Go through the records line by line and work out how many lines hold the word "Personal". Answer with the number only.

- - -

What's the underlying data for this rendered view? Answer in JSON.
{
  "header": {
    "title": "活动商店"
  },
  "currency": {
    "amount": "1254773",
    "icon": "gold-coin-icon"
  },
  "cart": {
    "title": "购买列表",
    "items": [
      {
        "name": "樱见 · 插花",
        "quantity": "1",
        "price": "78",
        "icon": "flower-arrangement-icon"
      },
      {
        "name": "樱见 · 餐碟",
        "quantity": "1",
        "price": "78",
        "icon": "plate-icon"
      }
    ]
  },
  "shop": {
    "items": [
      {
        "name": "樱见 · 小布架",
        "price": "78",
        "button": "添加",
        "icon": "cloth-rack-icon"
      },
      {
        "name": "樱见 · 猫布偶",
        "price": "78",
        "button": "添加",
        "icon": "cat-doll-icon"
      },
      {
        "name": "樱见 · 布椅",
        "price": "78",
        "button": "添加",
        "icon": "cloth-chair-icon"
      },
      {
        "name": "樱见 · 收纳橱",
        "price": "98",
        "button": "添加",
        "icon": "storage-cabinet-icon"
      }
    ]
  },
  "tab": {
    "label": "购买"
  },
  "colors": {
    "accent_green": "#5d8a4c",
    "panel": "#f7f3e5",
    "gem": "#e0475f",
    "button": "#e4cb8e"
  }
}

- - -

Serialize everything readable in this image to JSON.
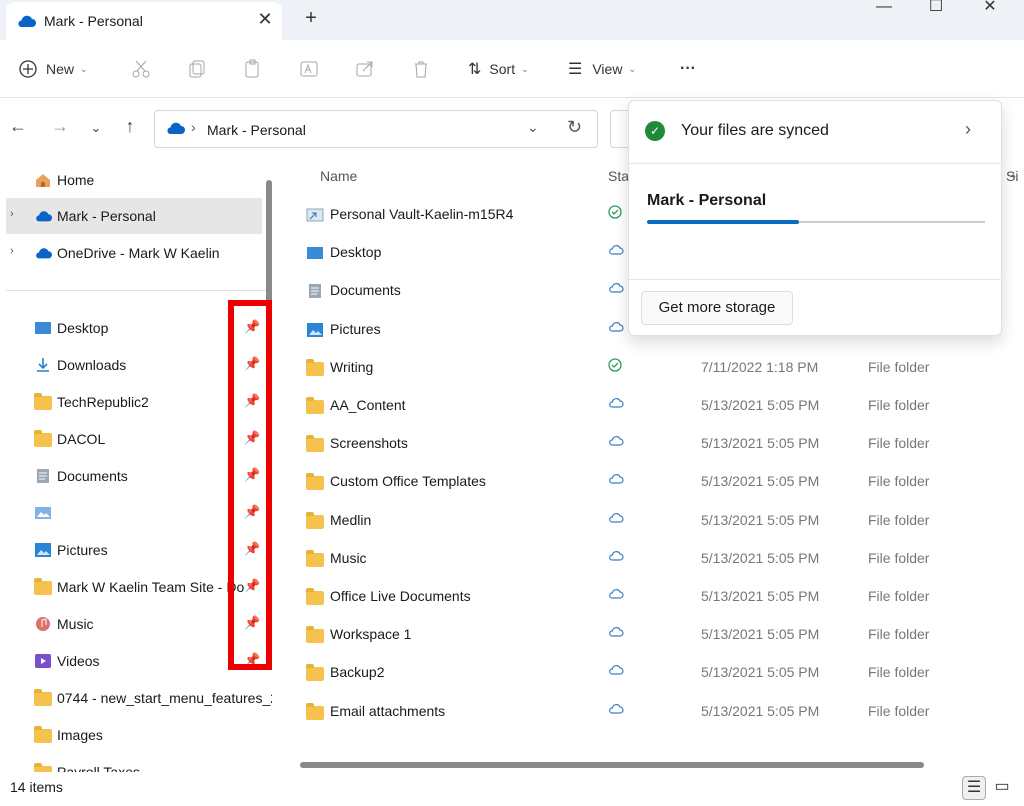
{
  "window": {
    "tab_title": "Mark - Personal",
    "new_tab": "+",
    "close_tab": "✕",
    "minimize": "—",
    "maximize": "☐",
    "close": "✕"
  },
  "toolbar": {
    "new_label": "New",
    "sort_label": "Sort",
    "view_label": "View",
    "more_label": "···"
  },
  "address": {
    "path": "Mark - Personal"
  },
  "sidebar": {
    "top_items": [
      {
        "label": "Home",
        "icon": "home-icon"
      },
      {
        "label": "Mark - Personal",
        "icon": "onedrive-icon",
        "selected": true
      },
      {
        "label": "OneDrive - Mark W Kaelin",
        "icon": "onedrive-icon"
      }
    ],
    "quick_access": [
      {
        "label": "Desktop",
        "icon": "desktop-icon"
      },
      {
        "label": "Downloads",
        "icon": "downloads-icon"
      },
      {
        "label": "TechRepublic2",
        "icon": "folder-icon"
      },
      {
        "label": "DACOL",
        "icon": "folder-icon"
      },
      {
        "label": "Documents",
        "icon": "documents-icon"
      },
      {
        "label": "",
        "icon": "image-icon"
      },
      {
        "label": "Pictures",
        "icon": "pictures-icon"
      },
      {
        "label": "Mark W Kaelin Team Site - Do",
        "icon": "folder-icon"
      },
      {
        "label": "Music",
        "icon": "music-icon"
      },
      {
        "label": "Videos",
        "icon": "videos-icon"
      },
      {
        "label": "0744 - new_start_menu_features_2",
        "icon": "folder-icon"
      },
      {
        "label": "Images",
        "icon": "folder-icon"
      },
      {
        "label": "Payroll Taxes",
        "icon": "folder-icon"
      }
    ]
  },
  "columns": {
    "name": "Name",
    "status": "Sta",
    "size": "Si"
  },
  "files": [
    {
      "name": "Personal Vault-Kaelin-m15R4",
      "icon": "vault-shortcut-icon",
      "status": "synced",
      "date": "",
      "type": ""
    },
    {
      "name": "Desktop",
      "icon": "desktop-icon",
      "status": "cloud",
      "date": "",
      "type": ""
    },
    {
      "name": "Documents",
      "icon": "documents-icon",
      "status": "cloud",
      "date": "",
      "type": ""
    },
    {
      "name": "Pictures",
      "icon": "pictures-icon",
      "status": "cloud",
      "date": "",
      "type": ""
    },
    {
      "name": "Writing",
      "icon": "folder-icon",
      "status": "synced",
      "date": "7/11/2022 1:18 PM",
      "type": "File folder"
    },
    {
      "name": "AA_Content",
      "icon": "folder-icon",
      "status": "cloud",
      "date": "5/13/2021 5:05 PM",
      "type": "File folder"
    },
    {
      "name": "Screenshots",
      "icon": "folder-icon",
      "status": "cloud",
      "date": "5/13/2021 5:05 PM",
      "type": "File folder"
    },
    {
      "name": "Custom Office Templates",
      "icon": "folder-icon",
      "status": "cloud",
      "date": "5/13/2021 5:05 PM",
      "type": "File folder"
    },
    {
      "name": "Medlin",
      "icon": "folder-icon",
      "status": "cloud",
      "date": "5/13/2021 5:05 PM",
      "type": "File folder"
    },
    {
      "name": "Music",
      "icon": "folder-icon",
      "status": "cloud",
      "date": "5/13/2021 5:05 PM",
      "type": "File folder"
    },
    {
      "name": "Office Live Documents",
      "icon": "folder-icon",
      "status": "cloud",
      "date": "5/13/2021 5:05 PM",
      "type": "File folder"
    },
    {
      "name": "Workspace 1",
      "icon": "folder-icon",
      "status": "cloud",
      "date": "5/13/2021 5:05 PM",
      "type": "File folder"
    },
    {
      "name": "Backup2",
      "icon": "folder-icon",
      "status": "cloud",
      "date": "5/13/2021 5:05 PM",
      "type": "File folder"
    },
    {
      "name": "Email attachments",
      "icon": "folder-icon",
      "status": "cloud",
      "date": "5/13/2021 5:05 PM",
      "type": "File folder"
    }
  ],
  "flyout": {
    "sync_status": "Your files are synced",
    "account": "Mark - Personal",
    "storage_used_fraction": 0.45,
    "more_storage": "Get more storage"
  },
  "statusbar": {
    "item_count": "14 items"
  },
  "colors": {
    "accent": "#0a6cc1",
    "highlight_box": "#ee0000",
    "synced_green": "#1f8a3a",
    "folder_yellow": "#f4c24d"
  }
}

- - -

● **Exercise result**
5